====== SUPPLIED MATERIAL

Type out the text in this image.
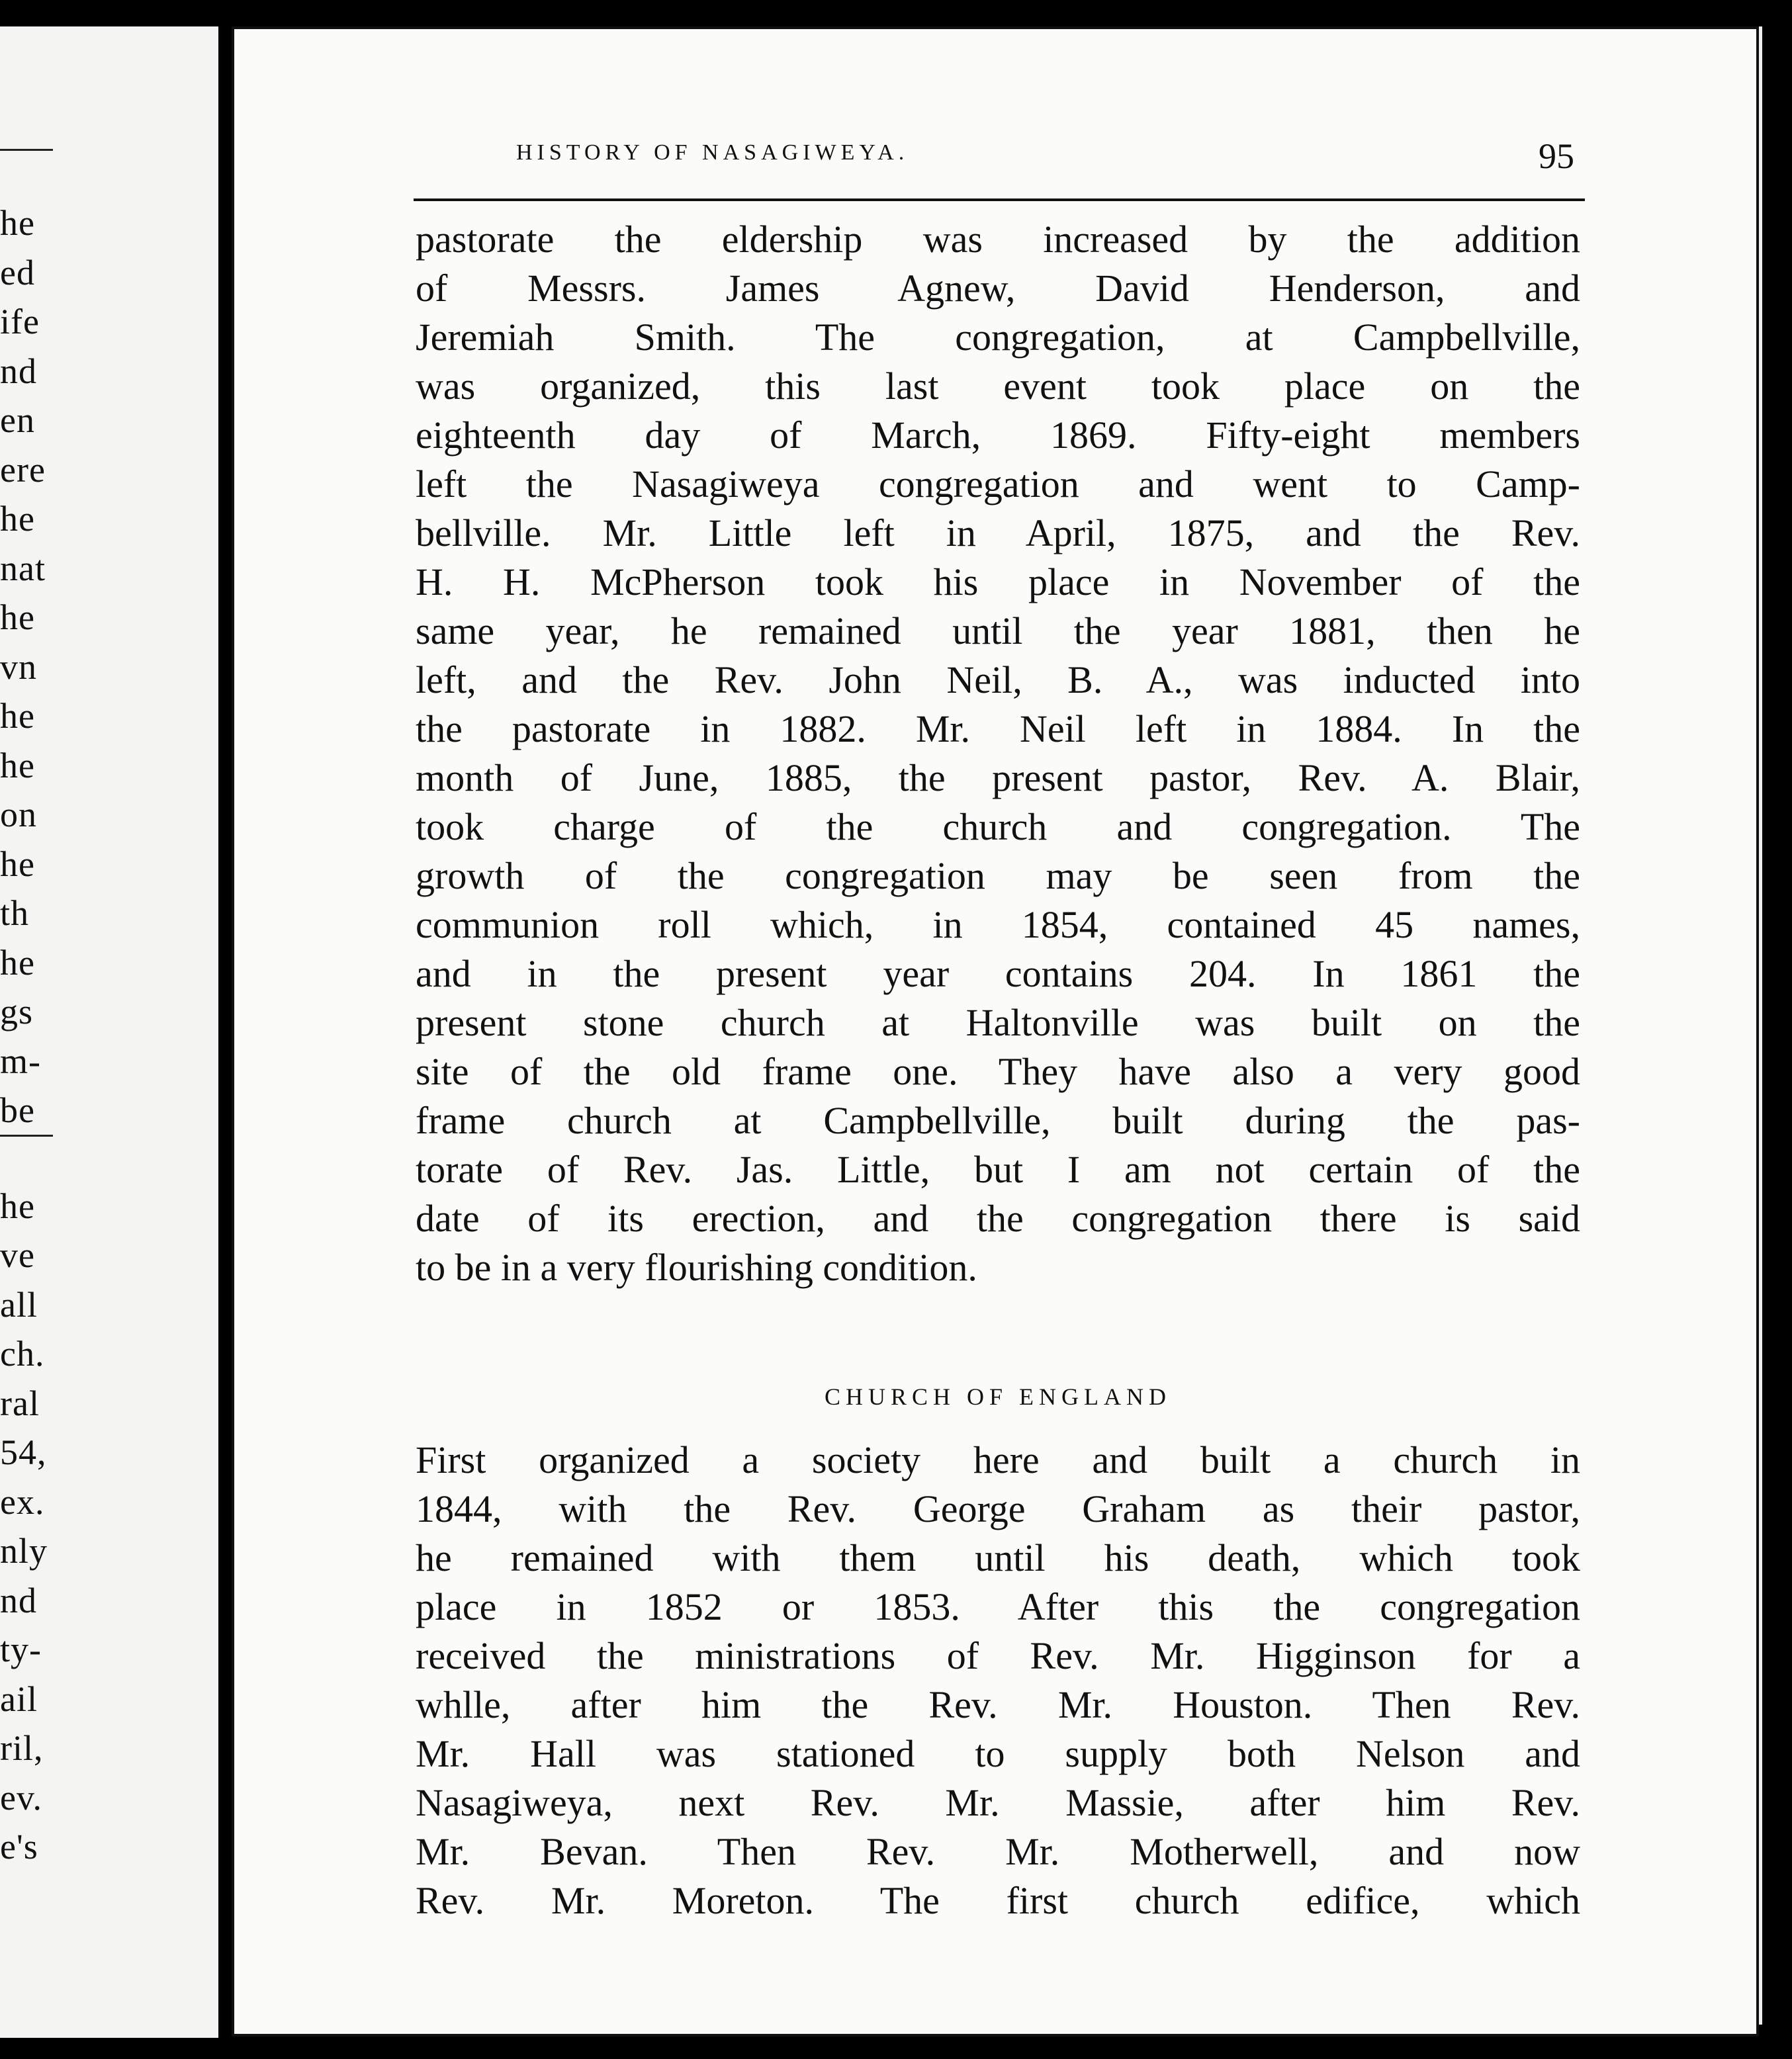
he
ed
ife
nd
en
ere
he
nat
he
vn
he
he
on
he
th
he
gs
m-
be
he
ve
all
ch.
ral
54,
ex.
nly
nd
ty-
ail
ril,
ev.
e's
HISTORY OF NASAGIWEYA.	95
pastorate the eldership was increased by the addition
of Messrs. James Agnew, David Henderson, and
Jeremiah Smith. The congregation, at Campbellville,
was organized, this last event took place on the
eighteenth day of March, 1869. Fifty-eight members
left the Nasagiweya congregation and went to Camp-
bellville. Mr. Little left in April, 1875, and the Rev.
H. H. McPherson took his place in November of the
same year, he remained until the year 1881, then he
left, and the Rev. John Neil, B. A., was inducted into
the pastorate in 1882. Mr. Neil left in 1884. In the
month of June, 1885, the present pastor, Rev. A. Blair,
took charge of the church and congregation. The
growth of the congregation may be seen from the
communion roll which, in 1854, contained 45 names,
and in the present year contains 204. In 1861 the
present stone church at Haltonville was built on the
site of the old frame one. They have also a very good
frame church at Campbellville, built during the pas-
torate of Rev. Jas. Little, but I am not certain of the
date of its erection, and the congregation there is said
to be in a very flourishing condition.
CHURCH OF ENGLAND
First organized a society here and built a church in
1844, with the Rev. George Graham as their pastor,
he remained with them until his death, which took
place in 1852 or 1853. After this the congregation
received the ministrations of Rev. Mr. Higginson for a
whlle, after him the Rev. Mr. Houston. Then Rev.
Mr. Hall was stationed to supply both Nelson and
Nasagiweya, next Rev. Mr. Massie, after him Rev.
Mr. Bevan. Then Rev. Mr. Motherwell, and now
Rev. Mr. Moreton. The first church edifice, which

============

WHAT TO PRODUCE —
Reproduce each line from the records that contains the word "place".

OUTPUT OF THE EXERCISE —
was organized, this last event took place on the
H. H. McPherson took his place in November of the
place in 1852 or 1853. After this the congregation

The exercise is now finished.